··· Items ···
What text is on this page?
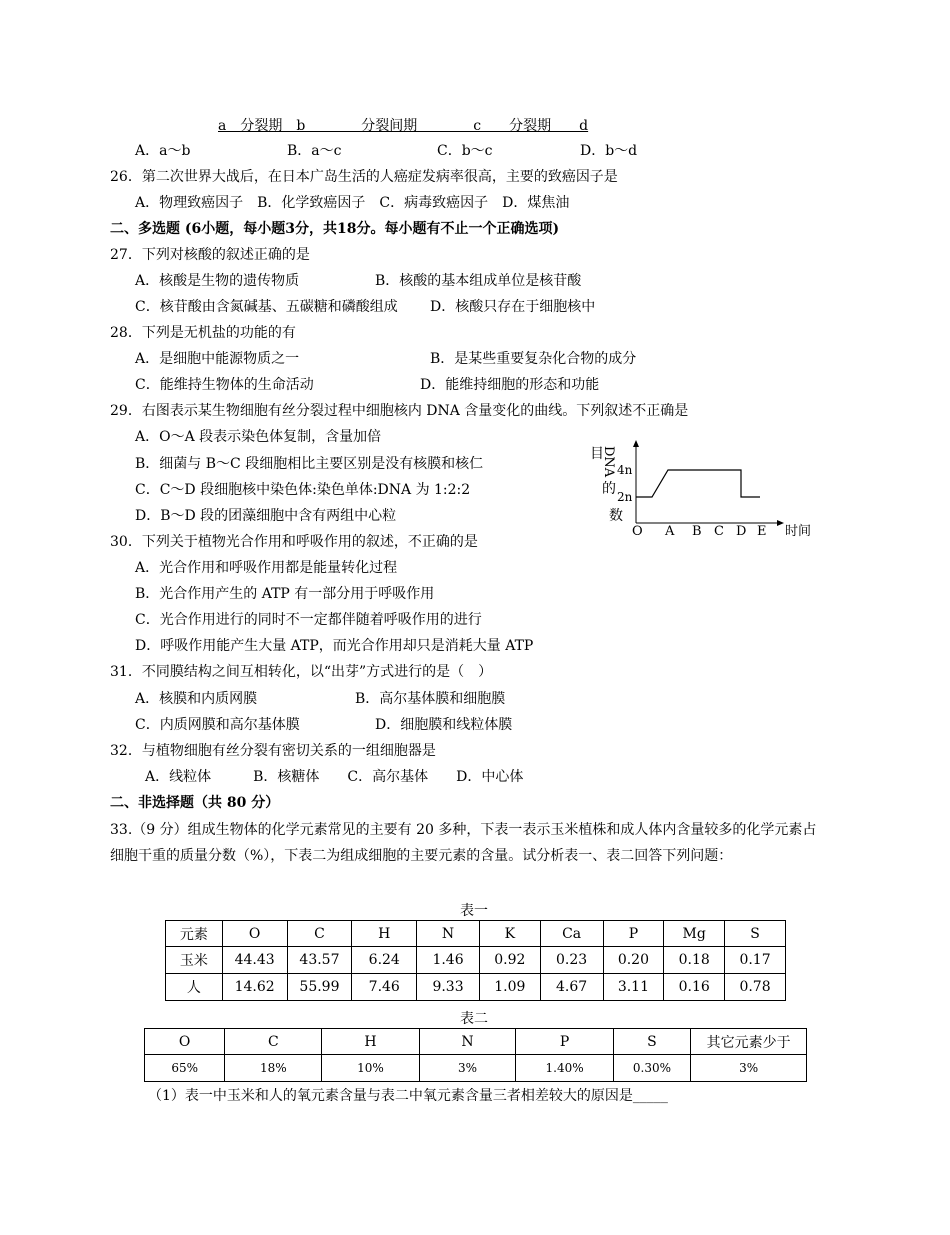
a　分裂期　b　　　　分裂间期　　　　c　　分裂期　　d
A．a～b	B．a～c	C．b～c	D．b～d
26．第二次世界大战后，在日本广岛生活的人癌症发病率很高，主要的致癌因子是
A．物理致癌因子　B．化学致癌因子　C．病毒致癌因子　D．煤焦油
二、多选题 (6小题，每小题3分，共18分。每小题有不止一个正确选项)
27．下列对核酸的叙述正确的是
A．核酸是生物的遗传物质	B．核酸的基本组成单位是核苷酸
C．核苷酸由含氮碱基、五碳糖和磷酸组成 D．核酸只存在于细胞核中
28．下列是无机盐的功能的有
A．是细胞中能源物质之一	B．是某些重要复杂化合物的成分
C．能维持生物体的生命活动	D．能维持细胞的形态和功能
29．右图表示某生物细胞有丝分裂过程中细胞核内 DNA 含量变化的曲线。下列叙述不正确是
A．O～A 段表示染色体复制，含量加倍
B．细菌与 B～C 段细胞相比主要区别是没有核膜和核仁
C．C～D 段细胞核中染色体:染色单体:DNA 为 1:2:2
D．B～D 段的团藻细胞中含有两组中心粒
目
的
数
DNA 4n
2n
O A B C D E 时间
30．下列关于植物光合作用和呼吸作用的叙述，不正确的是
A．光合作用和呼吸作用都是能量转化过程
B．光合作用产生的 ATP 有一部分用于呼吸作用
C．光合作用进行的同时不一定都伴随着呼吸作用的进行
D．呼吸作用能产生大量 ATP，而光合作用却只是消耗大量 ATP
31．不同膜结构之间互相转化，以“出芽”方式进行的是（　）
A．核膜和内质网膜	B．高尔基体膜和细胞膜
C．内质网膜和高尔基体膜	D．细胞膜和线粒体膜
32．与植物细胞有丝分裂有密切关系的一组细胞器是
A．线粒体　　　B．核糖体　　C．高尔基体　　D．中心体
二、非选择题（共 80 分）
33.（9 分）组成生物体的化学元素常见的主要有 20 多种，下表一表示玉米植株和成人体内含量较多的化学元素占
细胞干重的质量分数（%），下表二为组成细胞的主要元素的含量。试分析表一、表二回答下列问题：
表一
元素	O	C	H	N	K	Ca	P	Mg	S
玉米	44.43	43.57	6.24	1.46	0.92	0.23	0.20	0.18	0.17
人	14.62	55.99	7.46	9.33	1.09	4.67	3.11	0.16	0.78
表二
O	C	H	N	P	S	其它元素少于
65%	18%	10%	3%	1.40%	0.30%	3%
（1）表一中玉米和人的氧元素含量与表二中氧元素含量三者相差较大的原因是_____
···
··· Items ···
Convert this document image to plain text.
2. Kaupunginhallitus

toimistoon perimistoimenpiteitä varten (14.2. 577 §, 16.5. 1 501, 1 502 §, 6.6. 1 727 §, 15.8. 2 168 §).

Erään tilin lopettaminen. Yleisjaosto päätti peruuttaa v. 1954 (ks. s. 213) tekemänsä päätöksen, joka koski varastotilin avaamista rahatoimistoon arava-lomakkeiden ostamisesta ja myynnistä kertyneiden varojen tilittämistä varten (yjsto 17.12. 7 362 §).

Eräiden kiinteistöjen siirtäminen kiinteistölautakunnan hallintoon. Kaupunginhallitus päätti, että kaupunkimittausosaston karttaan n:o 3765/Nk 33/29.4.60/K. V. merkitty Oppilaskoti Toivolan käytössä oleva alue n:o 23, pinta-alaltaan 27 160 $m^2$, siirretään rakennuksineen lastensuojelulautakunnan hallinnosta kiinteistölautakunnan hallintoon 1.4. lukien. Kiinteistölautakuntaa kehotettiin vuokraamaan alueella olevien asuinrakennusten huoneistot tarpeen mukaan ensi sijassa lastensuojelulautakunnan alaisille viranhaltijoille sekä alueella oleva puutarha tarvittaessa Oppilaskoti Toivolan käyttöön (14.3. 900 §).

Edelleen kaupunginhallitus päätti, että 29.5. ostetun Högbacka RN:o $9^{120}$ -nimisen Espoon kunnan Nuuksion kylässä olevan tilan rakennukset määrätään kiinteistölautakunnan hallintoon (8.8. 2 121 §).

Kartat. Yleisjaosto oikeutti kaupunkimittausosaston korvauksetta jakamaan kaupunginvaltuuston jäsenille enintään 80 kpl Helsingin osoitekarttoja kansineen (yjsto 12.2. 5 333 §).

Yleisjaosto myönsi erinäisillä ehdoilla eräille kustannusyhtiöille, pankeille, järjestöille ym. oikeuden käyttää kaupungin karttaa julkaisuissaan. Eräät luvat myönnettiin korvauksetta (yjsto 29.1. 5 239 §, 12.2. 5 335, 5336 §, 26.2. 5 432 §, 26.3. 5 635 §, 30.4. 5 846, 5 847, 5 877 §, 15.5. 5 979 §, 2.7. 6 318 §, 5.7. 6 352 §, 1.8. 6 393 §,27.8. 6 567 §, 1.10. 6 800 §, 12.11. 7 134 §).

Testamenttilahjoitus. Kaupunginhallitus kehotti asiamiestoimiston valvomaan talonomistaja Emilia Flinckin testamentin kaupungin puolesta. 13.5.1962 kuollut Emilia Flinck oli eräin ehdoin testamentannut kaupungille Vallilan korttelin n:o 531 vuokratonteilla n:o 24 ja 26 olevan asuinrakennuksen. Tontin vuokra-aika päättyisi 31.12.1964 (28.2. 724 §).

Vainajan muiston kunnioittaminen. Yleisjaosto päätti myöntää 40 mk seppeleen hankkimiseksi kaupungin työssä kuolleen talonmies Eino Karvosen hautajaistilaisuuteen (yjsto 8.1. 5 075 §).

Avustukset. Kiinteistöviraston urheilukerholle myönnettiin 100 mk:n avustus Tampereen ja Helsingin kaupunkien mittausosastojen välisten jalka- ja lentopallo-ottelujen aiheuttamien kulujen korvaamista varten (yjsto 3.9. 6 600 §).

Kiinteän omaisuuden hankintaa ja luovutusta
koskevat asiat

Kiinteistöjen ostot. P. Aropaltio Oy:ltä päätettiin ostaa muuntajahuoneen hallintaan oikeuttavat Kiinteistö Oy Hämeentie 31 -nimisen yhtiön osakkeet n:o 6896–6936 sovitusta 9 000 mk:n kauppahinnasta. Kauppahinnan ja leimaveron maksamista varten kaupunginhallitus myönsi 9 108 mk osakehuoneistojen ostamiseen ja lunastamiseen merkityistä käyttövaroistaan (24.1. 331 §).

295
···
## Written request:
Identify lines with the string "kiinteistölautakunnan". Copy each one.

## Response for this exercise:
Eräiden kiinteistöjen siirtäminen kiinteistölautakunnan hallintoon. Kaupunginhallitus päätti, että kaupunkimittausosaston karttaan n:o 3765/Nk 33/29.4.60/K. V. merkitty Oppilaskoti Toivolan käytössä oleva alue n:o 23, pinta-alaltaan 27 160 $m^2$, siirretään rakennuksineen lastensuojelulautakunnan hallinnosta kiinteistölautakunnan hallintoon 1.4. lukien. Kiinteistölautakuntaa kehotettiin vuokraamaan alueella olevien asuinrakennusten huoneistot tarpeen mukaan ensi sijassa lastensuojelulautakunnan alaisille viranhaltijoille sekä alueella oleva puutarha tarvittaessa Oppilaskoti Toivolan käyttöön (14.3. 900 §).
Edelleen kaupunginhallitus päätti, että 29.5. ostetun Högbacka RN:o $9^{120}$ -nimisen Espoon kunnan Nuuksion kylässä olevan tilan rakennukset määrätään kiinteistölautakunnan hallintoon (8.8. 2 121 §).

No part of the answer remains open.